▸ **Exercises to complete**
• 1. For the mixed-models post, decide whether each statement agrees with it: (a) The author is able to share publicly the data from the example with huge differences. (b) The reproducible example relies on the ScotsSec data from the mlmRev package. (c) In most cases the differences are large. Give yes or no for each, along with the deciding words of the post in quotation marks.
• 2. Repeat word for word the part of the mixed-models post from "In order to" to "each others' opposite.".
# start of Provided text
Dear all,
while working on a package for influential data in mixed models, I
encountered a peculiar situation. As I'll show in the examples below,
I found that (at least in some situations) the sequence in which
variables are entered in the model formula, influences the parameters
of the model. In most cases, these differences are really small, but I
did encounter an example which leads to rather huge differences.
Unfortunately, I cannot publicly share the data, nor the outcomes, of
that example, so I'll have to do with an example resulting in smaller
differences. Nevertheless, I wouldn't expect any differences (neither
small, nor big) when using exactly the same model formula on the same
set of data, but only with a different sequence in which the variables
are entered.
In order to provide a reproducible example, I use the ScotsSec data
from the mlmRev package, which I modify slightly. The first
modifications relate to a manipulated intercept and added 'dummy'-
variable, which is part of the procedure for determining influential
data (but, the exact reasons for this are not very relevant for this
problem). Note, however, that the intercept and the additional dummy
variable (estex.2) are each others' opposite.
library(mlmRev)
data(ScotsSec)
# end of Provided text
# start of Entries
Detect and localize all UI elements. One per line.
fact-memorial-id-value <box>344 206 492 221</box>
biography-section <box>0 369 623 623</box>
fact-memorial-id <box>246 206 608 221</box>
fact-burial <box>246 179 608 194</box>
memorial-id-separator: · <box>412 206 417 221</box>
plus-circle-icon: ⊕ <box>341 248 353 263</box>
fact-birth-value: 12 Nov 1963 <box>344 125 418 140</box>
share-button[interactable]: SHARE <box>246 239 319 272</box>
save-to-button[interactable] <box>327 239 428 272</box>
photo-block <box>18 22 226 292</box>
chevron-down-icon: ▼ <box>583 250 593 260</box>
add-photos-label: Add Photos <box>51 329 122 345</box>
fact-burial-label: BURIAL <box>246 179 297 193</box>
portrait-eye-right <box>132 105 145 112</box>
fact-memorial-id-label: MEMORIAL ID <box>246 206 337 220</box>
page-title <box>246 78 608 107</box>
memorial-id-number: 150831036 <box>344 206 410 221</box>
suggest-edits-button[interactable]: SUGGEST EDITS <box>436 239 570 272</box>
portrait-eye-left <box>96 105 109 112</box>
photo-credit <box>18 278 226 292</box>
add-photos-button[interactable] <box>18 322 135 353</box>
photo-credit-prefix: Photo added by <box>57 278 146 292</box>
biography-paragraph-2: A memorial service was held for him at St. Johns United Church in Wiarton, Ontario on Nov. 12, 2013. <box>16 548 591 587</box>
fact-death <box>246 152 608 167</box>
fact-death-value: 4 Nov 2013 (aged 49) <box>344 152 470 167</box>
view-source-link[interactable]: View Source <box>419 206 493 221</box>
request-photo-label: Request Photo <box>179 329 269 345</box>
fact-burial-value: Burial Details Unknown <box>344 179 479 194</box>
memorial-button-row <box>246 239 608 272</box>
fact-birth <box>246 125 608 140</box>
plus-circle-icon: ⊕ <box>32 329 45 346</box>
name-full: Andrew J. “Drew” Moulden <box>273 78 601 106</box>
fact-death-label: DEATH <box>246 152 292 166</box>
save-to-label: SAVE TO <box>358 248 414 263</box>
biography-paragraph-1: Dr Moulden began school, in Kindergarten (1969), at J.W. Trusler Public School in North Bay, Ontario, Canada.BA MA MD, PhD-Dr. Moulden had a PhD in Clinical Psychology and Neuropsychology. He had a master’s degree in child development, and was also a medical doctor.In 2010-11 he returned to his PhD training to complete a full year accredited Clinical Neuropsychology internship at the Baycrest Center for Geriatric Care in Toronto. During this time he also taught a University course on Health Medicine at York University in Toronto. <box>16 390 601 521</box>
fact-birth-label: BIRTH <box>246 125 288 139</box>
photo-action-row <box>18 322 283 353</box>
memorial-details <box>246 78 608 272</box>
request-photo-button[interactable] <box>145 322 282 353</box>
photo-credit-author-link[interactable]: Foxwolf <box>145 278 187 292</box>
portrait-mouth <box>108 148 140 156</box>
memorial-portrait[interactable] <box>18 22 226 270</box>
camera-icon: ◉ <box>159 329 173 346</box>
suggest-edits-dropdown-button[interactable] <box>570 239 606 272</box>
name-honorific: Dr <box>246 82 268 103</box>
# end of Entries
▸ **Solution list**
• 1.
(a) No: "Unfortunately, I cannot publicly share the data, nor the outcomes, of that example"
(b) Yes: "I use the ScotsSec data from the mlmRev package"
(c) No: "In most cases, these differences are really small"

• 2.
In order to provide a reproducible example, I use the ScotsSec data
from the mlmRev package, which I modify slightly. The first
modifications relate to a manipulated intercept and added 'dummy'-
variable, which is part of the procedure for determining influential
data (but, the exact reasons for this are not very relevant for this
problem). Note, however, that the intercept and the additional dummy
variable (estex.2) are each others' opposite.